Entries supplied

**********

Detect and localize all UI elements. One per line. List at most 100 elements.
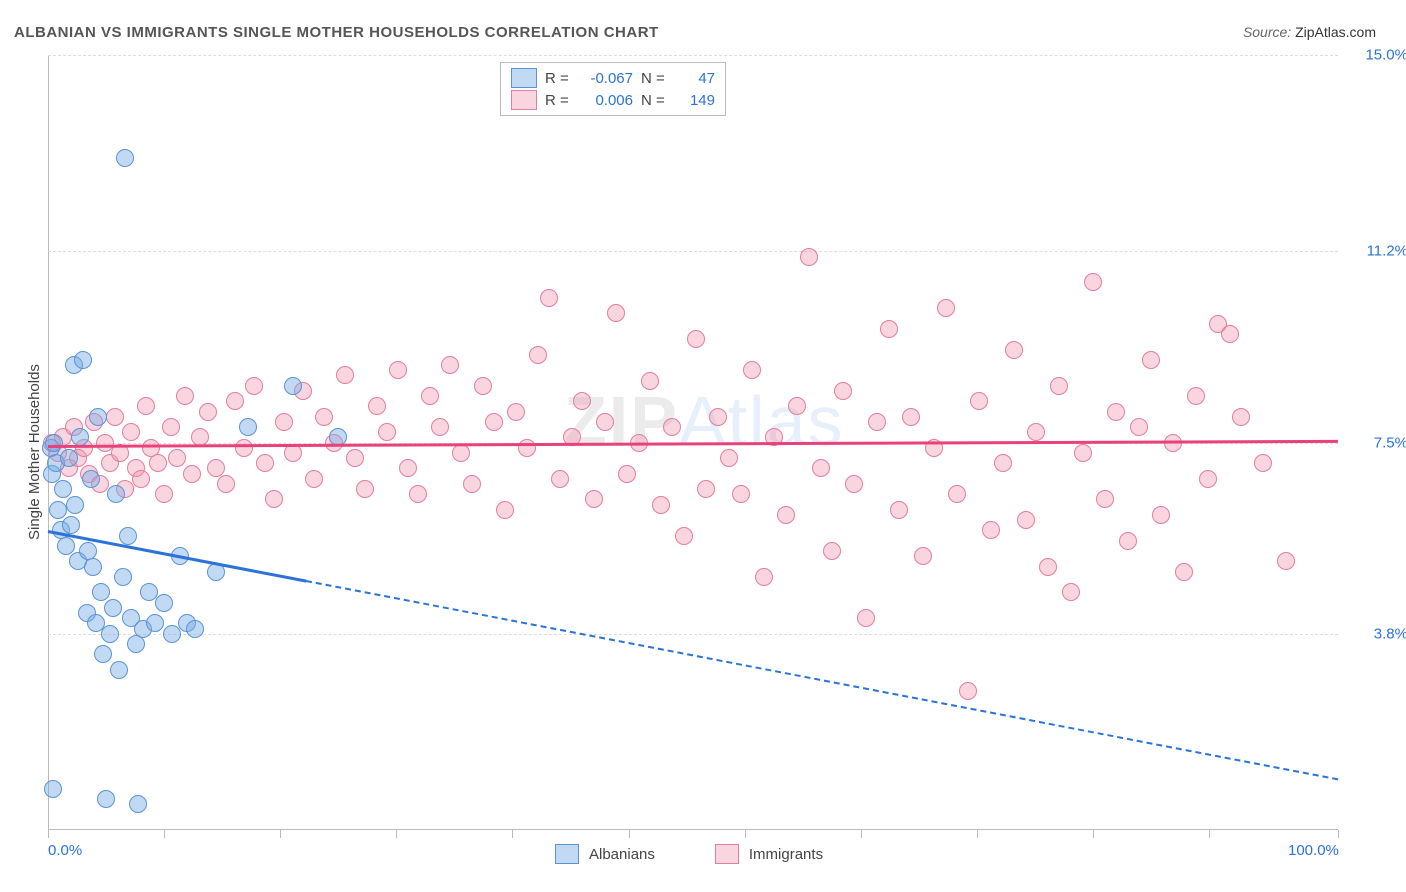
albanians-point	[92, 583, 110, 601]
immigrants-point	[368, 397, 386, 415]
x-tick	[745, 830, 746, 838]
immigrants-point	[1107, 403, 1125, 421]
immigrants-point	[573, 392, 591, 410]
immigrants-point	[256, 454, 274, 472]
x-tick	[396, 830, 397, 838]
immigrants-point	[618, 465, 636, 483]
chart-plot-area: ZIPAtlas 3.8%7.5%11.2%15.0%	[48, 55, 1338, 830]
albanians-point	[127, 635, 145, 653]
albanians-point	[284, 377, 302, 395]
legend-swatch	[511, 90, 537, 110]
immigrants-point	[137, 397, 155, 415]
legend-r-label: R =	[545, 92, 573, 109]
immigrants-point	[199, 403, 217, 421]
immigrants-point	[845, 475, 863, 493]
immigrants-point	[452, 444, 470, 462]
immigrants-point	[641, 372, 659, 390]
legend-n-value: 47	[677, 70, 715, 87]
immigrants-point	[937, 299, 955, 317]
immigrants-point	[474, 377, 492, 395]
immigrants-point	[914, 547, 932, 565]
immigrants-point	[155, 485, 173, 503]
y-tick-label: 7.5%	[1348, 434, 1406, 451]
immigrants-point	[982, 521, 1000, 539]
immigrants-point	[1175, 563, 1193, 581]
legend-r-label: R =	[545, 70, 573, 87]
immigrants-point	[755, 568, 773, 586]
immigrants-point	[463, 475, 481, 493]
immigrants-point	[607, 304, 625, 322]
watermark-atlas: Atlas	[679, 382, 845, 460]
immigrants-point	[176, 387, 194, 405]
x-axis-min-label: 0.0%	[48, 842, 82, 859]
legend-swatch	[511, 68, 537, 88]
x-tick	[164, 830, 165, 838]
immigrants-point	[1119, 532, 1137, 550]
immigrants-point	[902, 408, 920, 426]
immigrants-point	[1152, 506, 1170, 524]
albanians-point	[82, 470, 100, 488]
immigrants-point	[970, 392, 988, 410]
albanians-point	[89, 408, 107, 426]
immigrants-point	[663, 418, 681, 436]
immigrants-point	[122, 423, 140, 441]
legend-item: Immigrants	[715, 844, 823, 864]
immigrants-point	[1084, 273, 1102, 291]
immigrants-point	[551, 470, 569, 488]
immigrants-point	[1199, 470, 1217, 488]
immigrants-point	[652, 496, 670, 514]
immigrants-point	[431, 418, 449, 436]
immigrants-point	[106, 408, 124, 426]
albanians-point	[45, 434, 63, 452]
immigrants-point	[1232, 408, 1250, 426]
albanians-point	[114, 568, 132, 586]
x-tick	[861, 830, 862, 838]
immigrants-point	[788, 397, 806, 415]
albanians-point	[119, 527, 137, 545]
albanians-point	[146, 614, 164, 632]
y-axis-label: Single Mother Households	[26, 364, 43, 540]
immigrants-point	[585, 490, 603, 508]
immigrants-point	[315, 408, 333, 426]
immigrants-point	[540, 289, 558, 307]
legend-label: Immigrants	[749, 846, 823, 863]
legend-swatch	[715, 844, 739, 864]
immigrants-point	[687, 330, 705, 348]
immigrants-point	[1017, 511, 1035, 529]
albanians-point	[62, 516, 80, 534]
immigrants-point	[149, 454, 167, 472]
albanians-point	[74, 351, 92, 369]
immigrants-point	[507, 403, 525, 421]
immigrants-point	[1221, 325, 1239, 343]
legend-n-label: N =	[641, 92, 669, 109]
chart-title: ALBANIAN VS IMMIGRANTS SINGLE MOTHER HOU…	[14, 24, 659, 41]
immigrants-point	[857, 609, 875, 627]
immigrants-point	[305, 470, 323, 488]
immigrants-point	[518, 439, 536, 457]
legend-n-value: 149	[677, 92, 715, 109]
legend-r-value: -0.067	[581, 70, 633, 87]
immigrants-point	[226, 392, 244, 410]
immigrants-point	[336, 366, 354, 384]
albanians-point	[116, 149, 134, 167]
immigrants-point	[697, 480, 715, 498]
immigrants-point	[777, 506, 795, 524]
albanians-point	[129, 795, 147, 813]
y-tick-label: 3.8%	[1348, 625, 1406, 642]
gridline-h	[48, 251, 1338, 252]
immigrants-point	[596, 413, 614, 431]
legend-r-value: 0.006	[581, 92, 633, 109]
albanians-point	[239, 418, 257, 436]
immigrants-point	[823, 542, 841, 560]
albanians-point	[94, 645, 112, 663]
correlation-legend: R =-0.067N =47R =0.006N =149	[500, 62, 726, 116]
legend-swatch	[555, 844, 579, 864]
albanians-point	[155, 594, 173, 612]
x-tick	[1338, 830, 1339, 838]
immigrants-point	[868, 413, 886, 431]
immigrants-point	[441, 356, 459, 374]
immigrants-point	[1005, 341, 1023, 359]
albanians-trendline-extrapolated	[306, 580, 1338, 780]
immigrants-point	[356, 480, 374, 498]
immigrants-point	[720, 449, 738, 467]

**********

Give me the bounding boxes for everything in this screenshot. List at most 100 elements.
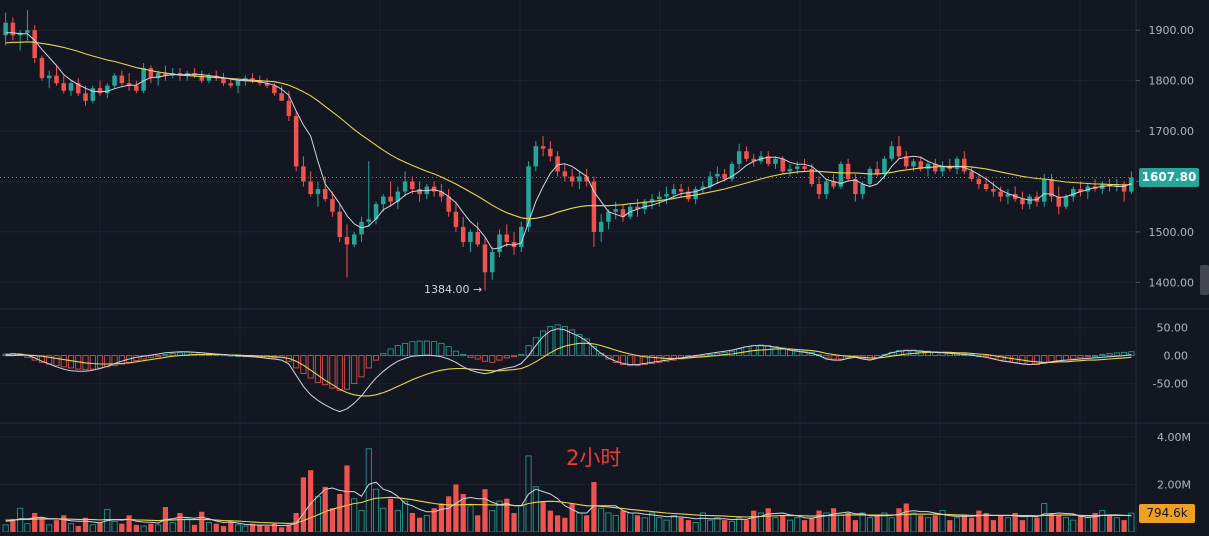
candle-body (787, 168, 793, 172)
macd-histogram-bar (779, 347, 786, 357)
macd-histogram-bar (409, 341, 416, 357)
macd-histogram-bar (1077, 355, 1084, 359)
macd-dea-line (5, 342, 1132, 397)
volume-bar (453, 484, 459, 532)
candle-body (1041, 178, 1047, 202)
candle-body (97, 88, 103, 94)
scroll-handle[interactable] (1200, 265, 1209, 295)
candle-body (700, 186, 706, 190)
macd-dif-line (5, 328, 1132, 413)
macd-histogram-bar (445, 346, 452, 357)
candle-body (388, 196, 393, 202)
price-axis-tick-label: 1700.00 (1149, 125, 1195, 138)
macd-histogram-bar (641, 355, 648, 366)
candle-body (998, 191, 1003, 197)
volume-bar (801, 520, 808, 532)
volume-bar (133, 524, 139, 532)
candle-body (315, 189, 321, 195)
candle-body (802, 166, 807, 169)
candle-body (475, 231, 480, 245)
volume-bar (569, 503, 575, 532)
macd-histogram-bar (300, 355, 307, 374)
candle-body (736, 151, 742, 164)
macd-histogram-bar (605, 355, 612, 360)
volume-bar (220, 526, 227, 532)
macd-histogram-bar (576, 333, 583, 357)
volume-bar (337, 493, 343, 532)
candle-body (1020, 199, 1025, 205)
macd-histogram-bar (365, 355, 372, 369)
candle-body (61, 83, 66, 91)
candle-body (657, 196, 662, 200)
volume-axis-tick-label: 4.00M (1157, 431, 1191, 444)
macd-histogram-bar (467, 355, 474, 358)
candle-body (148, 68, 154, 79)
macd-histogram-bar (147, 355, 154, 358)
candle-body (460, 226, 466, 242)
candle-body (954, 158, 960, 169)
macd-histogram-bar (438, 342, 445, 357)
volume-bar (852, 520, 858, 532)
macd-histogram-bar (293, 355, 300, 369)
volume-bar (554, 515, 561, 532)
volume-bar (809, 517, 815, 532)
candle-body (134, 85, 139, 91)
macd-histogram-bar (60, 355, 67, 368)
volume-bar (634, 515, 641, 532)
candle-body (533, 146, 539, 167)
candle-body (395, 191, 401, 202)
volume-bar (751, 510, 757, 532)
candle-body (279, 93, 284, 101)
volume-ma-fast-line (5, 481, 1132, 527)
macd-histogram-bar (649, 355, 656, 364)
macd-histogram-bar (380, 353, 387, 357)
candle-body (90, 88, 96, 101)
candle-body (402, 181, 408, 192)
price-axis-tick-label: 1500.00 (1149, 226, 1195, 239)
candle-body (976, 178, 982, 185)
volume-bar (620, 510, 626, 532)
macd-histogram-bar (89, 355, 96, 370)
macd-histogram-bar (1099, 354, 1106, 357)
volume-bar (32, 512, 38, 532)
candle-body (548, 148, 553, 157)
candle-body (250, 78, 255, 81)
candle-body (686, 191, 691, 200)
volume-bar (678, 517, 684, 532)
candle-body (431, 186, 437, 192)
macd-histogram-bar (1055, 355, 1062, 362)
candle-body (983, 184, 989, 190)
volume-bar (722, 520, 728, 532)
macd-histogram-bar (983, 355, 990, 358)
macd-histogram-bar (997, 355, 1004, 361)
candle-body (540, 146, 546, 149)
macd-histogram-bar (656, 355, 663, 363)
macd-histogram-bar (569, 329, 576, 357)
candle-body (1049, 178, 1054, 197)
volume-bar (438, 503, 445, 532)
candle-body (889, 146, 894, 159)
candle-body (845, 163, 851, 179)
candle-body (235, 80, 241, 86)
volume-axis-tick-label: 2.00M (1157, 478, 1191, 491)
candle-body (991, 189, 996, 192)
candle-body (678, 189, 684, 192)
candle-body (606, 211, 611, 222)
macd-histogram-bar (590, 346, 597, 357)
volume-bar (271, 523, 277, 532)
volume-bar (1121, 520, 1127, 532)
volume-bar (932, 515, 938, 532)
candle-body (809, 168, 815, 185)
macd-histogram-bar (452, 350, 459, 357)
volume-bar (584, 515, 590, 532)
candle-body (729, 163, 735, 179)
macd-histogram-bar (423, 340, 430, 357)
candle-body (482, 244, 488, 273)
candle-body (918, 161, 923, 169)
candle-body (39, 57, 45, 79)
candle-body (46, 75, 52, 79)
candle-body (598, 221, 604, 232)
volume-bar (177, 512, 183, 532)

**********

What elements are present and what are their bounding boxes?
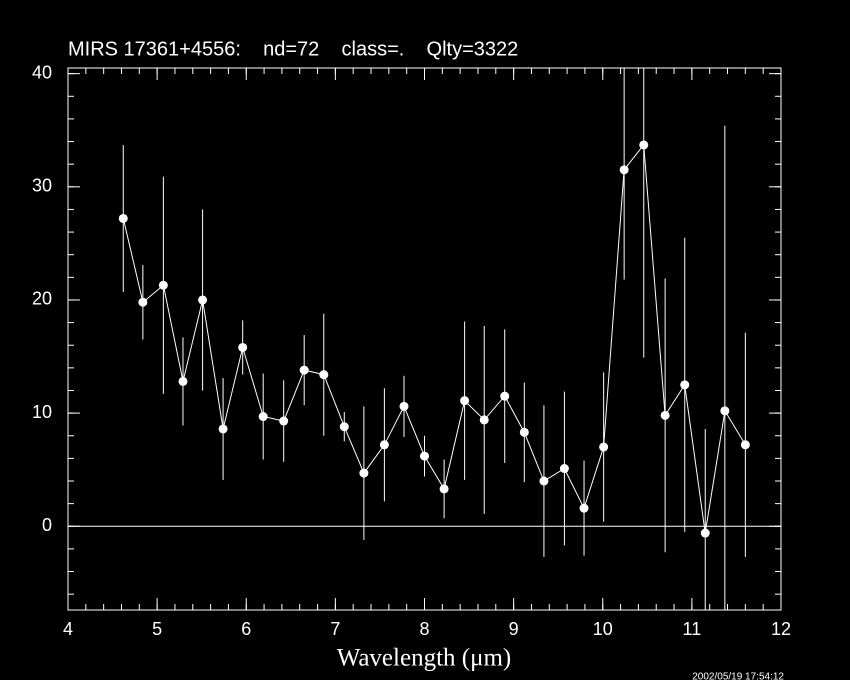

**********

Task instructions
Convert the lines of the items from the line containing "Detect and localize" through the line containing "55, 1338, 830]" into a Markdown table with the columns No. and Text, giving each line its own numbered row and skipping blank lines. Leave the pictures out of the table.

Full output
| No. | Text |
|---|---|
| 1 | Detect and localize all UI elements. One per line. List at most 100 elements. |
| 2 | albanians-point	[92, 583, 110, 601] |
| 3 | immigrants-point	[368, 397, 386, 415] |
| 4 | x-tick	[745, 830, 746, 838] |
| 5 | immigrants-point	[1107, 403, 1125, 421] |
| 6 | immigrants-point	[573, 392, 591, 410] |
| 7 | immigrants-point	[256, 454, 274, 472] |
| 8 | x-tick	[396, 830, 397, 838] |
| 9 | immigrants-point	[618, 465, 636, 483] |
| 10 | chart-plot-area: ZIPAtlas 3.8%7.5%11.2%15.0%	[48, 55, 1338, 830] |